* Requirement: Write out every entry exactly as it stands.

* Information given:
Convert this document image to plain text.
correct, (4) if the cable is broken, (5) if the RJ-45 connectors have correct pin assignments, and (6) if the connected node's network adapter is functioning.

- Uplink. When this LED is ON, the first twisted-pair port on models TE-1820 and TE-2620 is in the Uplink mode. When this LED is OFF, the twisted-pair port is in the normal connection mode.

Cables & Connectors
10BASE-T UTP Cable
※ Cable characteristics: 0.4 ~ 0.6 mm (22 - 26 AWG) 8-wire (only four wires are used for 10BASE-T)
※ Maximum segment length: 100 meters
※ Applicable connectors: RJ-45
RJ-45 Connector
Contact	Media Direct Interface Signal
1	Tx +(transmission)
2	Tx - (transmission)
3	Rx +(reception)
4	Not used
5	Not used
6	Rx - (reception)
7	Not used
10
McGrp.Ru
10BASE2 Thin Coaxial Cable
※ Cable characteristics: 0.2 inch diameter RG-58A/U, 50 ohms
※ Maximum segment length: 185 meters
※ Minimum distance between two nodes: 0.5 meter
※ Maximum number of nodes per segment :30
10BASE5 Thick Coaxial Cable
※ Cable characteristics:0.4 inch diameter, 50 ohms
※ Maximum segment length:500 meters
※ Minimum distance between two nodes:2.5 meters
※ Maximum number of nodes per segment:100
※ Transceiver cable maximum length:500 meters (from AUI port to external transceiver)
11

* Full answer:
Convert this document image to plain text.
correct, (4) if the cable is broken, (5) if the RJ-45 connectors have correct pin assignments, and (6) if the connected node's network adapter is functioning.

- Uplink. When this LED is ON, the first twisted-pair port on models TE-1820 and TE-2620 is in the Uplink mode. When this LED is OFF, the twisted-pair port is in the normal connection mode.

Cables & Connectors
10BASE-T UTP Cable
※ Cable characteristics: 0.4 ~ 0.6 mm (22 - 26 AWG) 8-wire (only four wires are used for 10BASE-T)
※ Maximum segment length: 100 meters
※ Applicable connectors: RJ-45
RJ-45 Connector
Contact	Media Direct Interface Signal
1	Tx +(transmission)
2	Tx - (transmission)
3	Rx +(reception)
4	Not used
5	Not used
6	Rx - (reception)
7	Not used
10
McGrp.Ru
10BASE2 Thin Coaxial Cable
※ Cable characteristics: 0.2 inch diameter RG-58A/U, 50 ohms
※ Maximum segment length: 185 meters
※ Minimum distance between two nodes: 0.5 meter
※ Maximum number of nodes per segment :30
10BASE5 Thick Coaxial Cable
※ Cable characteristics:0.4 inch diameter, 50 ohms
※ Maximum segment length:500 meters
※ Minimum distance between two nodes:2.5 meters
※ Maximum number of nodes per segment:100
※ Transceiver cable maximum length:500 meters (from AUI port to external transceiver)
11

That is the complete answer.